Set task » State how many lines in these records contain the word "Insert", and nothing else.

----- Stored records -----

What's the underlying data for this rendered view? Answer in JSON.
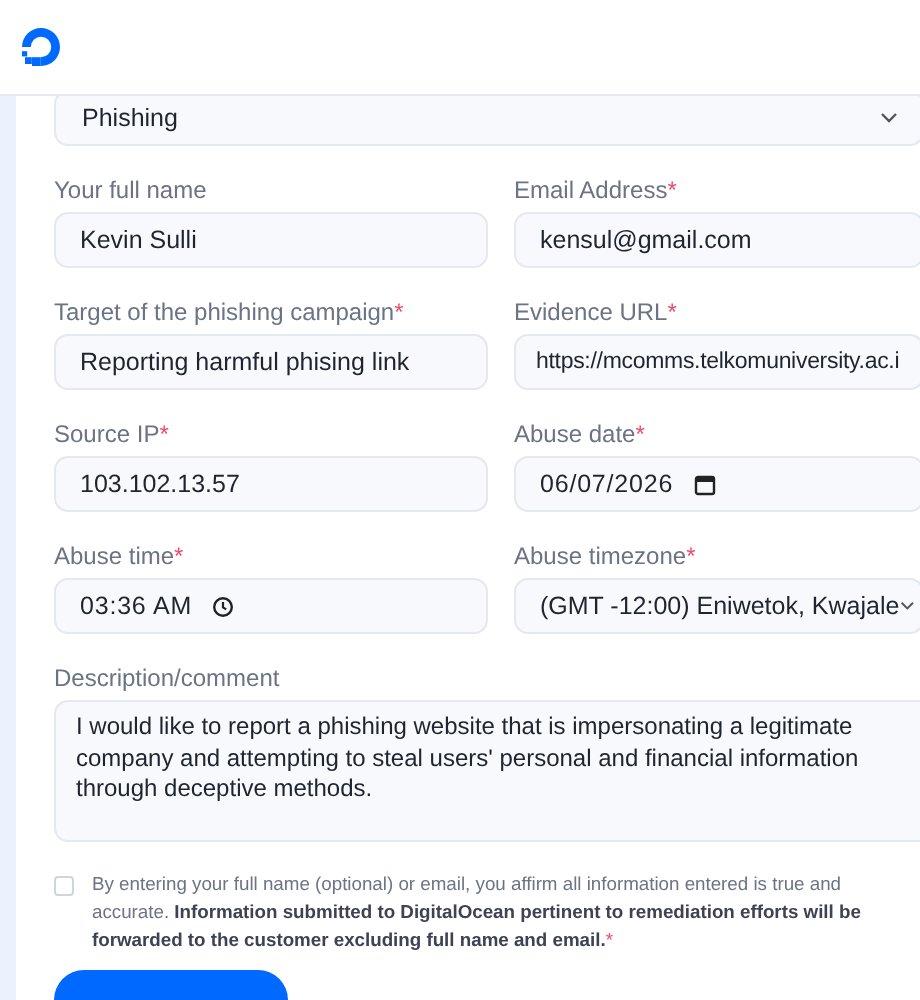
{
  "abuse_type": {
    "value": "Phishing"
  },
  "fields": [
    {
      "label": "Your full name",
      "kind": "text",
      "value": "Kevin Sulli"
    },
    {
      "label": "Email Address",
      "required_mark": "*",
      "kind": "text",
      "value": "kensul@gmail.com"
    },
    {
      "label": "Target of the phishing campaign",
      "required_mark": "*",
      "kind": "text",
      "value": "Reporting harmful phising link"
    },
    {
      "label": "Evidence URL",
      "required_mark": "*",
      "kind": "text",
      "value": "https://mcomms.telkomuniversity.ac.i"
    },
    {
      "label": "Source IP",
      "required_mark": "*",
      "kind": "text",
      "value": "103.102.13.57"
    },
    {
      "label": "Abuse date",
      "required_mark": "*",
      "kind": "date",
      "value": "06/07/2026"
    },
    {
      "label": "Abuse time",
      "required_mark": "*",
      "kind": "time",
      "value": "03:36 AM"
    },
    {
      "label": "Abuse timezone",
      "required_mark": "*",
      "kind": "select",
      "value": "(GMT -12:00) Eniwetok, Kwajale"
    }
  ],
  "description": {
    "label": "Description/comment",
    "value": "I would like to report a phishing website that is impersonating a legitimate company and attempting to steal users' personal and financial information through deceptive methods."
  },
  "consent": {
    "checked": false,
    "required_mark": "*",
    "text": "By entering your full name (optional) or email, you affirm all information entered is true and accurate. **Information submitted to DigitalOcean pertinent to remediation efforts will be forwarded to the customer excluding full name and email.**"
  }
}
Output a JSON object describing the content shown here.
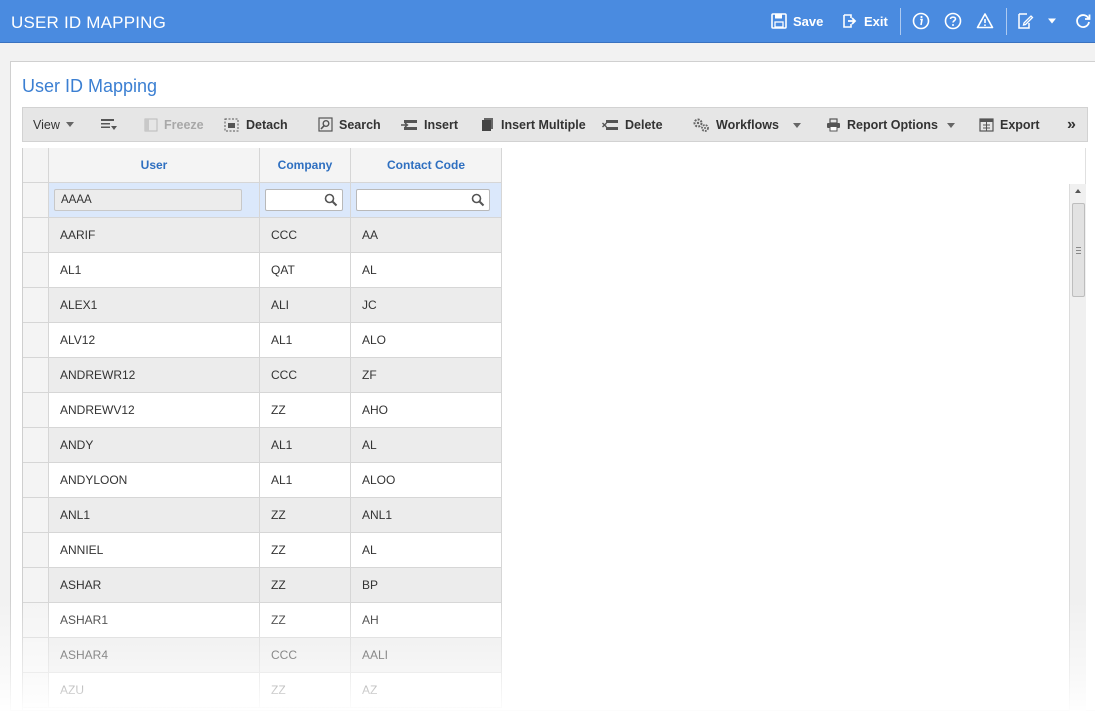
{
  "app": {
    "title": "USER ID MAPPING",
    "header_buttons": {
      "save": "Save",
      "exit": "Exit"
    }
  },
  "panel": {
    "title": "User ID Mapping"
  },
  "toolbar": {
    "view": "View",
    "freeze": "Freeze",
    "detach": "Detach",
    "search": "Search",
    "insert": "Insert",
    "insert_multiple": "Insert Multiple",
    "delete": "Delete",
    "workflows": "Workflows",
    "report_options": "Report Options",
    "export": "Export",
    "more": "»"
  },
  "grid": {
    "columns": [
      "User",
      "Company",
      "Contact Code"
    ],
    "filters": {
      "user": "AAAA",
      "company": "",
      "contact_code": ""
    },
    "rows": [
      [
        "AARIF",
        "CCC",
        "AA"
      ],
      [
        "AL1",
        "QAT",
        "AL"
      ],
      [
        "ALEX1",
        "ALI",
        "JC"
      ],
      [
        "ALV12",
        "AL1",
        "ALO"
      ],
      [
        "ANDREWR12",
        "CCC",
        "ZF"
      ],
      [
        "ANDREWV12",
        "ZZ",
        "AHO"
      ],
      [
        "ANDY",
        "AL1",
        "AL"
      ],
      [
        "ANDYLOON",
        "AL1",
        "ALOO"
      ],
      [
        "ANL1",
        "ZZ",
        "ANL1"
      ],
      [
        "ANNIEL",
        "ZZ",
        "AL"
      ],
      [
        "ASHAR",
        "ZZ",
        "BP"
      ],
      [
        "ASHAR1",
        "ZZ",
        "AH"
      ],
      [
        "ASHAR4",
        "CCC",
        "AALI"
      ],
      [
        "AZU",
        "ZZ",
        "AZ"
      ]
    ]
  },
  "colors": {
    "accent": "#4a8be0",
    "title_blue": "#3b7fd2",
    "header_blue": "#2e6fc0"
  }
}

-----
----- Stored records -----

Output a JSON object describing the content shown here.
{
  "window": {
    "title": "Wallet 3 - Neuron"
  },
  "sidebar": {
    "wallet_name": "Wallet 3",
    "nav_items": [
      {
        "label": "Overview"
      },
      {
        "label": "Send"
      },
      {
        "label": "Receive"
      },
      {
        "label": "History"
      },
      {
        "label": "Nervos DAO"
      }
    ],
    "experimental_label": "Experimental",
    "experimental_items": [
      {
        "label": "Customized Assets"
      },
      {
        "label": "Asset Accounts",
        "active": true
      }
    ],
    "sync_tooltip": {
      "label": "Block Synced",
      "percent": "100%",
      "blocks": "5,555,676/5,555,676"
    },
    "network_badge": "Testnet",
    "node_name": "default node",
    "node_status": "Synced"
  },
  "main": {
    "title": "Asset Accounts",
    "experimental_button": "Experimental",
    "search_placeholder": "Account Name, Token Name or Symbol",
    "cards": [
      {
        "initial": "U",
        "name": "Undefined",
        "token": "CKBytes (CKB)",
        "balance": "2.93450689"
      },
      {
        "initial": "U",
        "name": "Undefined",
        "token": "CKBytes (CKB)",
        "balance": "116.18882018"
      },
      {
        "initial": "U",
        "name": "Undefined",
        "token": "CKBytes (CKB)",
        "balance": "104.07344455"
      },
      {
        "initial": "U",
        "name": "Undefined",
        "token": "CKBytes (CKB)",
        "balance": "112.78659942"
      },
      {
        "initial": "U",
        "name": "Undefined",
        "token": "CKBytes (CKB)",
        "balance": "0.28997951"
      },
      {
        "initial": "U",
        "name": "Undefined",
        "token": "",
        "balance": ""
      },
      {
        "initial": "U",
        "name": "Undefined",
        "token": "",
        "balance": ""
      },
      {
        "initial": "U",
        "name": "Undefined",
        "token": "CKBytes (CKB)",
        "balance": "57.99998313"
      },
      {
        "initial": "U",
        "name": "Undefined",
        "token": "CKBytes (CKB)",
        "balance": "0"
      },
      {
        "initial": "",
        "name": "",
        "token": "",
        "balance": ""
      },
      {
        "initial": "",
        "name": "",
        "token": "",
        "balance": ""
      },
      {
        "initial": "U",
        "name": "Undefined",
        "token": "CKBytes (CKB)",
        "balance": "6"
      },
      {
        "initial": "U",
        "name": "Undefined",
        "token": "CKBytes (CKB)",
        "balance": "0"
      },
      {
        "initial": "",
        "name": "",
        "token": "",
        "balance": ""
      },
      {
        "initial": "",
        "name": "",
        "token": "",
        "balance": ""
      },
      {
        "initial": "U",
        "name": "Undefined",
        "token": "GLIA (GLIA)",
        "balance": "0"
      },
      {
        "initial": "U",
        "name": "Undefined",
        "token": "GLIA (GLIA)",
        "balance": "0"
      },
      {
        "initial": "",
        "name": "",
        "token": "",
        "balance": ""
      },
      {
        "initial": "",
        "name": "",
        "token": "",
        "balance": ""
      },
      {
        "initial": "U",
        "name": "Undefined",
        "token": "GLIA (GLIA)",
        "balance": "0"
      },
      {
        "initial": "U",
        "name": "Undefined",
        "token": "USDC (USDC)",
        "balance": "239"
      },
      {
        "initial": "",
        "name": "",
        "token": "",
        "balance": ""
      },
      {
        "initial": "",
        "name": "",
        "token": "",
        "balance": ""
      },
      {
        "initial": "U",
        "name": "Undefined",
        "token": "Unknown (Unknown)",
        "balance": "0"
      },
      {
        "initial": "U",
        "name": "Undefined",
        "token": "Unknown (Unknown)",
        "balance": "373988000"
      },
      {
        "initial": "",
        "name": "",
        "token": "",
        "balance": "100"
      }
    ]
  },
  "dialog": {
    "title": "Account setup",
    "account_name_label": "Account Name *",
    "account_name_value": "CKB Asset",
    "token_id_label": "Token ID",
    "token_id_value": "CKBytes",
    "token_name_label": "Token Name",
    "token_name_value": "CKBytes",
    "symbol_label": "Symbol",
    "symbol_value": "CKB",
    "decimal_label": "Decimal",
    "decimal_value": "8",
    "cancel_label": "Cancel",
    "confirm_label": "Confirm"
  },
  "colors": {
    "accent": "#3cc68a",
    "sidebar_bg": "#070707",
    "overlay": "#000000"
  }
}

-----

Solution » 2